WHAT NEEDS TO BE DONE:
Report, word for word, every line of the material that contains "JSON".

MATERIAL FOR THIS TASK:
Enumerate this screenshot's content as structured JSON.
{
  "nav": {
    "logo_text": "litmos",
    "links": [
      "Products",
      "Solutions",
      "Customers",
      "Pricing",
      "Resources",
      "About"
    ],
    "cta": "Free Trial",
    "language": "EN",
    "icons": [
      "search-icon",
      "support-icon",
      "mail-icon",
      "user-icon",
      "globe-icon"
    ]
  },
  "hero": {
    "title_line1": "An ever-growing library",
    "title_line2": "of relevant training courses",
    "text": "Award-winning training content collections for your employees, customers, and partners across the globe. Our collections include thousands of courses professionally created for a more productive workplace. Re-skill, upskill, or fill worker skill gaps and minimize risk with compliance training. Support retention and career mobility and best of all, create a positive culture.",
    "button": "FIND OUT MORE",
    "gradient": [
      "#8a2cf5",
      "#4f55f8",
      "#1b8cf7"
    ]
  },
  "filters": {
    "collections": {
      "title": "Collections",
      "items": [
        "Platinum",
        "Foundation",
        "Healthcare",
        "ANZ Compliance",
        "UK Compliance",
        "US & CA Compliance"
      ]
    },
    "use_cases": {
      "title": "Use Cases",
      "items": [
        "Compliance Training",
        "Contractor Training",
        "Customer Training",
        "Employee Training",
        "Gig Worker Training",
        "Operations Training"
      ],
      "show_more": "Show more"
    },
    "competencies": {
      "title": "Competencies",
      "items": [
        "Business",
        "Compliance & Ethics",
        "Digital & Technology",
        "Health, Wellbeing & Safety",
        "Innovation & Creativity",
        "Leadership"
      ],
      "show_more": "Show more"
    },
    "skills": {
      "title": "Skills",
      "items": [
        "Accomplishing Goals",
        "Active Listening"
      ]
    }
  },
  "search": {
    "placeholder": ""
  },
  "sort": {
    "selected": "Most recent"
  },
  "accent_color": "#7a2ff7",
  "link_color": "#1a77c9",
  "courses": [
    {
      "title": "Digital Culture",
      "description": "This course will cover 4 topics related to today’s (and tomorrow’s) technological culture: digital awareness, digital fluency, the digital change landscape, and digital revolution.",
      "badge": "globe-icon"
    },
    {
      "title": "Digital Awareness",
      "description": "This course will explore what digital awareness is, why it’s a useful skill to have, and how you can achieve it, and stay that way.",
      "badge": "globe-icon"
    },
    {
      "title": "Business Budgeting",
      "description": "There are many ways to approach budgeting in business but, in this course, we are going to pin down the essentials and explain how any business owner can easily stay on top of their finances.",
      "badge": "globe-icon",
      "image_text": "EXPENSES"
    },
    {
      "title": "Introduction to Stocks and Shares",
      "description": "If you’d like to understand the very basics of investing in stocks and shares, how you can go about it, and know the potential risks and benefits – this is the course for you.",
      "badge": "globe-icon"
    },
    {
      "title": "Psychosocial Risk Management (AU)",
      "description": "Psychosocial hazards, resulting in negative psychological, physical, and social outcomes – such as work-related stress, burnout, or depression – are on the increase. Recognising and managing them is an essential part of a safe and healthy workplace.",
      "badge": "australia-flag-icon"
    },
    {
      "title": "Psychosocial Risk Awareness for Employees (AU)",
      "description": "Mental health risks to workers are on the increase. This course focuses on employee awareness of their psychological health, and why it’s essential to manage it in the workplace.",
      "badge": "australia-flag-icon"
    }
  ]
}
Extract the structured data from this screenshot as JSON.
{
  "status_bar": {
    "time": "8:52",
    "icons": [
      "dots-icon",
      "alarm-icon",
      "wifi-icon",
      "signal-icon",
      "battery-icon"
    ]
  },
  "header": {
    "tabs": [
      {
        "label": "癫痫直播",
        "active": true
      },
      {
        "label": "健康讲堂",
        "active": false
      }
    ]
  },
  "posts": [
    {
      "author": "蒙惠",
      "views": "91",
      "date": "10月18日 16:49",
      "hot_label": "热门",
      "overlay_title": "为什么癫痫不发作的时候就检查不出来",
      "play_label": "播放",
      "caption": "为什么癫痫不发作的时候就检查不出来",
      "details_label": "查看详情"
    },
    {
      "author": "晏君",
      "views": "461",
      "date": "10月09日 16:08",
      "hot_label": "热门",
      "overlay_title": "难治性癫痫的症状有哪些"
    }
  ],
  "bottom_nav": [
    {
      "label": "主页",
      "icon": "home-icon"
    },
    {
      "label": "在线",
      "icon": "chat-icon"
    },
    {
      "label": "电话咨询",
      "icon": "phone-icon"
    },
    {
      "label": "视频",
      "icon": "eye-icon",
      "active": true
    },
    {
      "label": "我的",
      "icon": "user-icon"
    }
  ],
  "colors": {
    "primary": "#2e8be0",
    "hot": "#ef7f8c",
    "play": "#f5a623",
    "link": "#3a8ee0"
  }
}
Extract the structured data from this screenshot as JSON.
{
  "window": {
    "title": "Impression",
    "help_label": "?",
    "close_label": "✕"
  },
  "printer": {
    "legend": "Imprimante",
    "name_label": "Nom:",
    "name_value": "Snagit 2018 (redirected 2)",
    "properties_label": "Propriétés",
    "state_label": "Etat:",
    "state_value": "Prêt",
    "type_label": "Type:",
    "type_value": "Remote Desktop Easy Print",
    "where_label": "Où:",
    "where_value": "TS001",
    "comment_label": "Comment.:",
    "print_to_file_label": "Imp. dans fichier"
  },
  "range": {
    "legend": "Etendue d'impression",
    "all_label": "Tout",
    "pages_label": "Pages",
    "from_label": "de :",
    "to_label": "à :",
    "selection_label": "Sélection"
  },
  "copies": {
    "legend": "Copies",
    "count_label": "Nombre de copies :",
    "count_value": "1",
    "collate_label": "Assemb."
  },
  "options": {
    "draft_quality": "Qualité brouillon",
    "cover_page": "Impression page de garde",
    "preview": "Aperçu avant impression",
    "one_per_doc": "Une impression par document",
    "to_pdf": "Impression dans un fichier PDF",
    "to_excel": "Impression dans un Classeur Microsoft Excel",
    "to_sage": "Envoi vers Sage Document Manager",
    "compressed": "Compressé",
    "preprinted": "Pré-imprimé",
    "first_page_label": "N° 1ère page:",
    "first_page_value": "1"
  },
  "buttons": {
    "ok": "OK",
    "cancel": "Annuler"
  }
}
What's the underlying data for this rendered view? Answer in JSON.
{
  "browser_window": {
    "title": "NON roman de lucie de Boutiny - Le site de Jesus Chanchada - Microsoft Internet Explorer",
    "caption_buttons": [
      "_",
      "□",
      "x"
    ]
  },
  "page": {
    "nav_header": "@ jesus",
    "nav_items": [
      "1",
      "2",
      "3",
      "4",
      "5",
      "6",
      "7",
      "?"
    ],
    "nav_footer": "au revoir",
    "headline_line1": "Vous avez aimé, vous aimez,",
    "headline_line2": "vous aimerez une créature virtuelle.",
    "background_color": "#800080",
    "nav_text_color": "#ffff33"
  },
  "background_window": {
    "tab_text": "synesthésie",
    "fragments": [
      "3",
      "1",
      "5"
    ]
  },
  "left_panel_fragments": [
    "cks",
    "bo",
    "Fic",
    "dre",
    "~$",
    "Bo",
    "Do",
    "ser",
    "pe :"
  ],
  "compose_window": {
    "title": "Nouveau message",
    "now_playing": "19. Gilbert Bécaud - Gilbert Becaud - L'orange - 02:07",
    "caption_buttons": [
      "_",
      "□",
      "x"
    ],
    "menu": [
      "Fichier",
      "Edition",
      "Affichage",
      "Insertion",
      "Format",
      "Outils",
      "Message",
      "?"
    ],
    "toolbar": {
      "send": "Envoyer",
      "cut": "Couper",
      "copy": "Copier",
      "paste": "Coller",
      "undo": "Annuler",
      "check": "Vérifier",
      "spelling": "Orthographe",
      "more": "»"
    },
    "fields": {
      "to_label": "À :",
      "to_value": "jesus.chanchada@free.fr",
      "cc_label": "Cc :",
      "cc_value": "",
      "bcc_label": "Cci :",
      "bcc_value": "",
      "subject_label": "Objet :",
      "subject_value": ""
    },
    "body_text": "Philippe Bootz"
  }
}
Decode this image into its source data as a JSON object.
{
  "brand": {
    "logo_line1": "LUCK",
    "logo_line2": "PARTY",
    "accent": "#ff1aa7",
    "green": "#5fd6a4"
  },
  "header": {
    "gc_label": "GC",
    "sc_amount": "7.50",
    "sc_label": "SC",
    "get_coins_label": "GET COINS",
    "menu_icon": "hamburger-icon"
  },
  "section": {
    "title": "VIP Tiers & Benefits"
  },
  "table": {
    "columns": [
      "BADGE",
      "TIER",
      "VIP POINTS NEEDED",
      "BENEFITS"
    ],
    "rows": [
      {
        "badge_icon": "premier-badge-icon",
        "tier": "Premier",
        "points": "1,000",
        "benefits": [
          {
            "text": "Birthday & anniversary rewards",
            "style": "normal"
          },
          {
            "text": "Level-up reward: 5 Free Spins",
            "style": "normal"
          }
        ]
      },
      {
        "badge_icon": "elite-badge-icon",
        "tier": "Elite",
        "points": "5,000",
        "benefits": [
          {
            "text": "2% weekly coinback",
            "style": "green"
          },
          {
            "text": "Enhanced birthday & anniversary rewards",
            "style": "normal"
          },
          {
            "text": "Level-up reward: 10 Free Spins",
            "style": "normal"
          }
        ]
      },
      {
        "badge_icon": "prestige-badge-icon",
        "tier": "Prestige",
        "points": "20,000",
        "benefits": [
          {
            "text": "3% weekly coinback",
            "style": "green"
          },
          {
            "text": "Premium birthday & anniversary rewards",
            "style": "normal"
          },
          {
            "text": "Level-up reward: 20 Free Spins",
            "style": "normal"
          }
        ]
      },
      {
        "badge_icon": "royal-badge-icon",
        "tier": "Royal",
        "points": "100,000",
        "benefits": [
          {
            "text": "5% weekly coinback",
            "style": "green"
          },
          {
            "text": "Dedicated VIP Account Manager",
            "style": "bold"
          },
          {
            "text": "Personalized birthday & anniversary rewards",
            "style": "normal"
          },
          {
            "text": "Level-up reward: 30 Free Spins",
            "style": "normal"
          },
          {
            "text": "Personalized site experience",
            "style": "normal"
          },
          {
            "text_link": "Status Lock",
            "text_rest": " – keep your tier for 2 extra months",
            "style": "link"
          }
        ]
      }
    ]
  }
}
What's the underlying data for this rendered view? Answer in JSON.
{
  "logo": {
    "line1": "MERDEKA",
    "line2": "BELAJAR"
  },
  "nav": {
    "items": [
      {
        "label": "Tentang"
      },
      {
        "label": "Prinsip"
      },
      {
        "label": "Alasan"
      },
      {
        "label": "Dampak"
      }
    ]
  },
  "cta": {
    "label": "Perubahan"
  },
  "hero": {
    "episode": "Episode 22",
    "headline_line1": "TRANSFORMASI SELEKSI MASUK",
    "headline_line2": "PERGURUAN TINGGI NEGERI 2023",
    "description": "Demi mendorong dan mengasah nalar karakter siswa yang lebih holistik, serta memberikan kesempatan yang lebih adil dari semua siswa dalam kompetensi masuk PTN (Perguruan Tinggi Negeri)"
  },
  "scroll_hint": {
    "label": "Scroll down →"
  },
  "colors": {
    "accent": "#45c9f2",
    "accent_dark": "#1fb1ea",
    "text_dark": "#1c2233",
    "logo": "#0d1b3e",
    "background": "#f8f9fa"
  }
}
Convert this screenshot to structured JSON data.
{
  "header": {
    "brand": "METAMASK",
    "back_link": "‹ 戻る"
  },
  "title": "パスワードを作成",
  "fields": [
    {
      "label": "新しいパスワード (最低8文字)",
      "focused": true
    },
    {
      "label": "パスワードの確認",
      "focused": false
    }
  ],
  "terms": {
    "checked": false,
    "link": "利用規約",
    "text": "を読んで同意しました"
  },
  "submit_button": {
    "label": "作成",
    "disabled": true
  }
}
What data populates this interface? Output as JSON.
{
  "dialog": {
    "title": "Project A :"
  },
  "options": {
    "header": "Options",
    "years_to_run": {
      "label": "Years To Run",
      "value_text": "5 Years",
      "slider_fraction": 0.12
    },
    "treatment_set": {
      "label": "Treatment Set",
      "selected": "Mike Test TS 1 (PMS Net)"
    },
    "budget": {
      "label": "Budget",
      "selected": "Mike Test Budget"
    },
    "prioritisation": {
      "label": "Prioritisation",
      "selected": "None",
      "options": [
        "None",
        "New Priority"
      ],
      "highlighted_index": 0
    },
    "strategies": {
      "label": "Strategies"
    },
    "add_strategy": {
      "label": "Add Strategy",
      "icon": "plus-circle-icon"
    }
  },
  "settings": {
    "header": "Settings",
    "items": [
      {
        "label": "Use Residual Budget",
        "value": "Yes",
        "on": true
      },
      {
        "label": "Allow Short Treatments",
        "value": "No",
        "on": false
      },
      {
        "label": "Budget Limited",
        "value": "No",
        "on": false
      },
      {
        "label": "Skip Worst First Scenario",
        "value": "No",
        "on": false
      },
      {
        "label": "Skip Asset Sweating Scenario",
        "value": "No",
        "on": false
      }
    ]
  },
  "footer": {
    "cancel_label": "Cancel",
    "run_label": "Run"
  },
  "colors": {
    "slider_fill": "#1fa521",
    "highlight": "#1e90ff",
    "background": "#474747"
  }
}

THE RESULT:
Enumerate this screenshot's content as structured JSON.
Extract the structured data from this screenshot as JSON.
Extract the structured data from this screenshot as JSON.
What's the underlying data for this rendered view? Answer in JSON.
Decode this image into its source data as a JSON object.
What's the underlying data for this rendered view? Answer in JSON.
Convert this screenshot to structured JSON data.
What data populates this interface? Output as JSON.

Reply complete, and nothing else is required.